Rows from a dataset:
· · ·

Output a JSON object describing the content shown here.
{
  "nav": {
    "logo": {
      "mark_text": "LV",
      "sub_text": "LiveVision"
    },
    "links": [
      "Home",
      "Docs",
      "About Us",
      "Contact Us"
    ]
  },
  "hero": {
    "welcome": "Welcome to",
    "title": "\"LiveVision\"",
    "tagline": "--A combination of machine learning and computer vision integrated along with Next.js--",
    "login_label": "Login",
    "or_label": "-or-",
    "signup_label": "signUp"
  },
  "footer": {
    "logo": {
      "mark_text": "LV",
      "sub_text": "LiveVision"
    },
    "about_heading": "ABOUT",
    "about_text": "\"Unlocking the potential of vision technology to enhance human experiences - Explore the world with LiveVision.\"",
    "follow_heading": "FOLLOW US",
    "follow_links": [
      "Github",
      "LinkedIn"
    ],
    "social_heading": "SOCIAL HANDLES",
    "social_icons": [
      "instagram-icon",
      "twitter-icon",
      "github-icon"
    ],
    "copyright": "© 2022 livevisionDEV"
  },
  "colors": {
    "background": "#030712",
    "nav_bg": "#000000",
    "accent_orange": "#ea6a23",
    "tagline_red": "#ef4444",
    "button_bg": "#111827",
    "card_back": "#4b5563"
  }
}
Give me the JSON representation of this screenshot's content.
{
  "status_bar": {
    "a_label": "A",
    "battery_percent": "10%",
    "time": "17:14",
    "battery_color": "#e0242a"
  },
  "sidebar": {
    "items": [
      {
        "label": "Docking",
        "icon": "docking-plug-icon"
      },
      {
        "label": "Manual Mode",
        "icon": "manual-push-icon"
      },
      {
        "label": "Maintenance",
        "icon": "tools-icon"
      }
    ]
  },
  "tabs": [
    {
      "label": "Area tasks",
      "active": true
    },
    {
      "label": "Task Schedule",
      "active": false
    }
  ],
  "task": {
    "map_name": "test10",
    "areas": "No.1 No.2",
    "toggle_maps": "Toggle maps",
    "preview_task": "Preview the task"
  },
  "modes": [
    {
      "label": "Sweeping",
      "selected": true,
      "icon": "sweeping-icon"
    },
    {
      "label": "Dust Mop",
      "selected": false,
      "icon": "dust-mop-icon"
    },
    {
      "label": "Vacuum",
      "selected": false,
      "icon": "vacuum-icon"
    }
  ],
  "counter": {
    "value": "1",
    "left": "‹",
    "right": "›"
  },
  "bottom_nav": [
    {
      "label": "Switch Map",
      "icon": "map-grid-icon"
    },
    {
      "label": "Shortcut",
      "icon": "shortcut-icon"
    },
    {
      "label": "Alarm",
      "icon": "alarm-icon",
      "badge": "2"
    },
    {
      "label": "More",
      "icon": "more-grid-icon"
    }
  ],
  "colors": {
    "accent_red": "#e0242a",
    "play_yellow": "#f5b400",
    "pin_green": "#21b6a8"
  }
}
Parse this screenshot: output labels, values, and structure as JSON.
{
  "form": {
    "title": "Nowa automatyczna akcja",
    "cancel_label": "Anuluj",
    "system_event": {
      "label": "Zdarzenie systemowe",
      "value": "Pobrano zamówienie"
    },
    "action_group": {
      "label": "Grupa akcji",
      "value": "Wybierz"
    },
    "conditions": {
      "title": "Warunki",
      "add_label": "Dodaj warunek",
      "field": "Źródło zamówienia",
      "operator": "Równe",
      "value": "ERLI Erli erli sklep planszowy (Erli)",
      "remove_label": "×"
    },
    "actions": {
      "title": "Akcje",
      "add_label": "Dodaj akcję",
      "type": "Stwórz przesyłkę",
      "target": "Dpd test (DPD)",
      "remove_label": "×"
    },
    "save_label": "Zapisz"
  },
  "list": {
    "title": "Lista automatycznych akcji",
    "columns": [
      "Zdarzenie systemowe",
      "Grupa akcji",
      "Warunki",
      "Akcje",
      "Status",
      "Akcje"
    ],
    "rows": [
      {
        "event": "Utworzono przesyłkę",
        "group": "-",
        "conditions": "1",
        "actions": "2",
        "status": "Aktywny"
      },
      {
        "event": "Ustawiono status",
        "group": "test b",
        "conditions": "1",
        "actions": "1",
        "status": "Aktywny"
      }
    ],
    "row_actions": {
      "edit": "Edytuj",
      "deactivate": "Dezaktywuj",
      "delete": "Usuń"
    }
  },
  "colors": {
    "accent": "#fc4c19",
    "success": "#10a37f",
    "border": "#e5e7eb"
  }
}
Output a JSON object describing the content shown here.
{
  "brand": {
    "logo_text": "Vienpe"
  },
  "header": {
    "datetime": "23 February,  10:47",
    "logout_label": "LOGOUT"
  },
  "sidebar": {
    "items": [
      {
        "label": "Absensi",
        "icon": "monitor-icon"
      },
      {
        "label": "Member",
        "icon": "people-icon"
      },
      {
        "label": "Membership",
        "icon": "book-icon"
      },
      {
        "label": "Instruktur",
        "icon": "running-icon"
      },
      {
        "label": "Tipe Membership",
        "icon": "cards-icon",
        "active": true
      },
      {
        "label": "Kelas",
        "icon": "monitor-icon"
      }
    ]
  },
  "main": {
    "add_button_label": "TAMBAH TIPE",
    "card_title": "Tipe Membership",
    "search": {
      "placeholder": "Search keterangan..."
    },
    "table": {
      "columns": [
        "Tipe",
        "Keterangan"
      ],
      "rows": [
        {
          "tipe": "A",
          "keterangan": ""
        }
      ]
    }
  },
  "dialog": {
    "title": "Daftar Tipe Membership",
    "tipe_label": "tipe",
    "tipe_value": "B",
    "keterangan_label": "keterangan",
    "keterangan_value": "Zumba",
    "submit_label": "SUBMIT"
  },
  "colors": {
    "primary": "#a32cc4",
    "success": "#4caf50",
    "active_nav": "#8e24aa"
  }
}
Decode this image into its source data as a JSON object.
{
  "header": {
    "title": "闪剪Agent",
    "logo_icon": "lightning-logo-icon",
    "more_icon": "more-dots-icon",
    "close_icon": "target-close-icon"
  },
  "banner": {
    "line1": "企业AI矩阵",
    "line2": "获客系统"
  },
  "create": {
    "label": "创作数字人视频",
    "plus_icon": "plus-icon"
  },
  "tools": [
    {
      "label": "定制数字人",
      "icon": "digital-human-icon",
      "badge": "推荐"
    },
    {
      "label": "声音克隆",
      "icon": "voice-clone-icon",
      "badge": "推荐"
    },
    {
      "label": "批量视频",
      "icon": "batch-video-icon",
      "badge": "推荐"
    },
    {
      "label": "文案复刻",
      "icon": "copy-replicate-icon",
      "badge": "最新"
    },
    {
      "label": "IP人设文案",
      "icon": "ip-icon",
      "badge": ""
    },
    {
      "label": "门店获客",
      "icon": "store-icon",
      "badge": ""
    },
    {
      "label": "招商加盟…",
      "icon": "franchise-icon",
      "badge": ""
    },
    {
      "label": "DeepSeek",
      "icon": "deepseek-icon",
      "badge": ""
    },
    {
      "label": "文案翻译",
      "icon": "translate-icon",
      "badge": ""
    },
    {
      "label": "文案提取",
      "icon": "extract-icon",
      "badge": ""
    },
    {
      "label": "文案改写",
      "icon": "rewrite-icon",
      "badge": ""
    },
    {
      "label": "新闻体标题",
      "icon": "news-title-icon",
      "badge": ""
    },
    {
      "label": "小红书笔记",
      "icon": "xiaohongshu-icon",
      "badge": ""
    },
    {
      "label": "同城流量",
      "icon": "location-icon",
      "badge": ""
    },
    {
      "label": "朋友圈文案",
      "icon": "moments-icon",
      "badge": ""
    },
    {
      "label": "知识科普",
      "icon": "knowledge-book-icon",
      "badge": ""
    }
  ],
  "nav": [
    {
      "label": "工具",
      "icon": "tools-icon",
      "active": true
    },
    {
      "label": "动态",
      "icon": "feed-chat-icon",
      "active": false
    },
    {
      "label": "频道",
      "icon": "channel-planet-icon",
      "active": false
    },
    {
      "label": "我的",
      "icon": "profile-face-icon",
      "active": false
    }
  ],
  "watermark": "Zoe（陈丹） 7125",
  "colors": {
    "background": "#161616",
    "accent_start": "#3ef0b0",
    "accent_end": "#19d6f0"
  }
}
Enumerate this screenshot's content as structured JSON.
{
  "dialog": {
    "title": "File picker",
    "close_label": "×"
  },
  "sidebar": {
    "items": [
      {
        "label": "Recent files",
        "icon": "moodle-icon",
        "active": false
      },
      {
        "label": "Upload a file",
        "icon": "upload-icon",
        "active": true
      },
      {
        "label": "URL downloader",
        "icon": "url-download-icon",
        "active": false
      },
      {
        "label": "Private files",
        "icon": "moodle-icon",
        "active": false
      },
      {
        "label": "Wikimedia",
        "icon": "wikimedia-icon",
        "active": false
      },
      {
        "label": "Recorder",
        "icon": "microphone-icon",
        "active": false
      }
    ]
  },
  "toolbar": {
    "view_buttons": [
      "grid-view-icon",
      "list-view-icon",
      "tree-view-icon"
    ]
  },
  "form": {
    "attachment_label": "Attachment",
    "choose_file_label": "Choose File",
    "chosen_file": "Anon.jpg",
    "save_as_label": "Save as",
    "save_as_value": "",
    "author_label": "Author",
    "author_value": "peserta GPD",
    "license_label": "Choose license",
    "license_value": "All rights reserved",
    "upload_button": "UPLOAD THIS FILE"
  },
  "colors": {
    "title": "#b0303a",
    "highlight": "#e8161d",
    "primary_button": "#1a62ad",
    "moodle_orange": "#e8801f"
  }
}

· · ·

_Task_
Copy out every line from the one containing "Enumerate this screenshot's" to the end of the material, both ends included.

_Solution below_
Enumerate this screenshot's content as structured JSON.
{
  "dialog": {
    "title": "File picker",
    "close_label": "×"
  },
  "sidebar": {
    "items": [
      {
        "label": "Recent files",
        "icon": "moodle-icon",
        "active": false
      },
      {
        "label": "Upload a file",
        "icon": "upload-icon",
        "active": true
      },
      {
        "label": "URL downloader",
        "icon": "url-download-icon",
        "active": false
      },
      {
        "label": "Private files",
        "icon": "moodle-icon",
        "active": false
      },
      {
        "label": "Wikimedia",
        "icon": "wikimedia-icon",
        "active": false
      },
      {
        "label": "Recorder",
        "icon": "microphone-icon",
        "active": false
      }
    ]
  },
  "toolbar": {
    "view_buttons": [
      "grid-view-icon",
      "list-view-icon",
      "tree-view-icon"
    ]
  },
  "form": {
    "attachment_label": "Attachment",
    "choose_file_label": "Choose File",
    "chosen_file": "Anon.jpg",
    "save_as_label": "Save as",
    "save_as_value": "",
    "author_label": "Author",
    "author_value": "peserta GPD",
    "license_label": "Choose license",
    "license_value": "All rights reserved",
    "upload_button": "UPLOAD THIS FILE"
  },
  "colors": {
    "title": "#b0303a",
    "highlight": "#e8161d",
    "primary_button": "#1a62ad",
    "moodle_orange": "#e8801f"
  }
}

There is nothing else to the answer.